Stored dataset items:
***

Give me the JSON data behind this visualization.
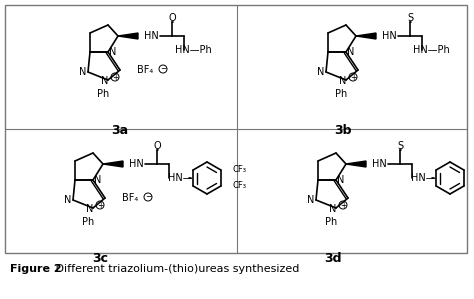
{
  "title_bold": "Figure 2",
  "title_normal": " Different triazolium-(thio)ureas synthesized",
  "bg_color": "#ffffff",
  "fig_width": 4.74,
  "fig_height": 2.99,
  "labels": [
    "3a",
    "3b",
    "3c",
    "3d"
  ],
  "font_size_caption": 8.0,
  "font_size_label": 9.0,
  "font_size_atom": 7.0,
  "font_size_small": 6.0
}
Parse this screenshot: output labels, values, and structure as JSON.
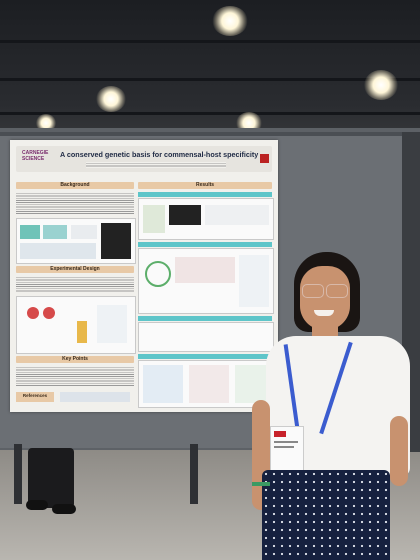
{
  "scene": {
    "description_colors": {
      "board": "#6b6f74",
      "poster_bg": "#f1f0ec",
      "section_header": "#e8c9a6",
      "accent_teal": "#5ec5c9",
      "lanyard": "#3b5ccf"
    }
  },
  "poster": {
    "logo": "CARNEGIE SCIENCE",
    "title": "A conserved genetic basis for commensal-host specificity",
    "sections": {
      "background": "Background",
      "experimental_design": "Experimental Design",
      "key_points": "Key Points",
      "results": "Results",
      "references": "References"
    }
  }
}
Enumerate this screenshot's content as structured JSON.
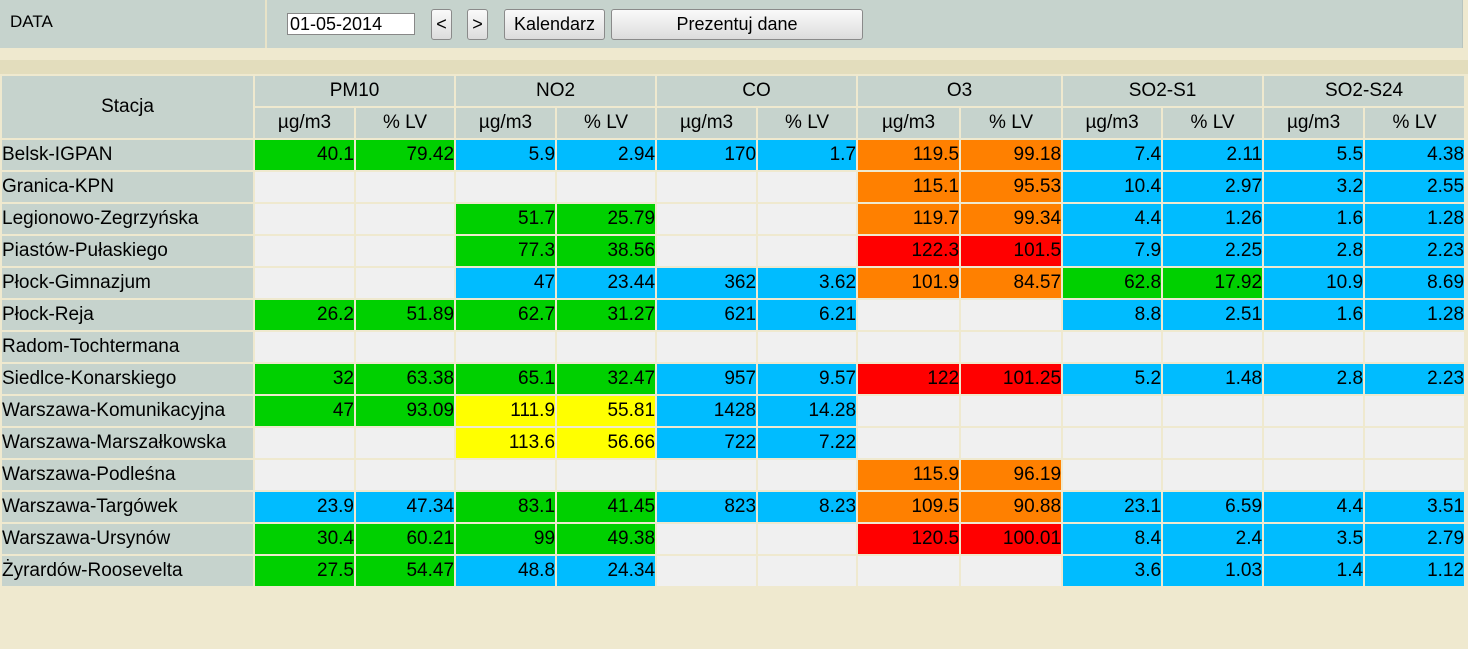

***

Exercise requirements:
Transcribe the records above exactly, leaving out every picture.

Task solution:
Give me the JSON data behind this visualization.
{
  "title_bold": "Figure 2",
  "title_normal": " Different triazolium-(thio)ureas synthesized",
  "bg_color": "#ffffff",
  "fig_width": 4.74,
  "fig_height": 2.99,
  "labels": [
    "3a",
    "3b",
    "3c",
    "3d"
  ],
  "font_size_caption": 8.0,
  "font_size_label": 9.0,
  "font_size_atom": 7.0,
  "font_size_small": 6.0
}
Parse this screenshot: output labels, values, and structure as JSON.
{
  "scene": {
    "description_colors": {
      "board": "#6b6f74",
      "poster_bg": "#f1f0ec",
      "section_header": "#e8c9a6",
      "accent_teal": "#5ec5c9",
      "lanyard": "#3b5ccf"
    }
  },
  "poster": {
    "logo": "CARNEGIE SCIENCE",
    "title": "A conserved genetic basis for commensal-host specificity",
    "sections": {
      "background": "Background",
      "experimental_design": "Experimental Design",
      "key_points": "Key Points",
      "results": "Results",
      "references": "References"
    }
  }
}
Enumerate this screenshot's content as structured JSON.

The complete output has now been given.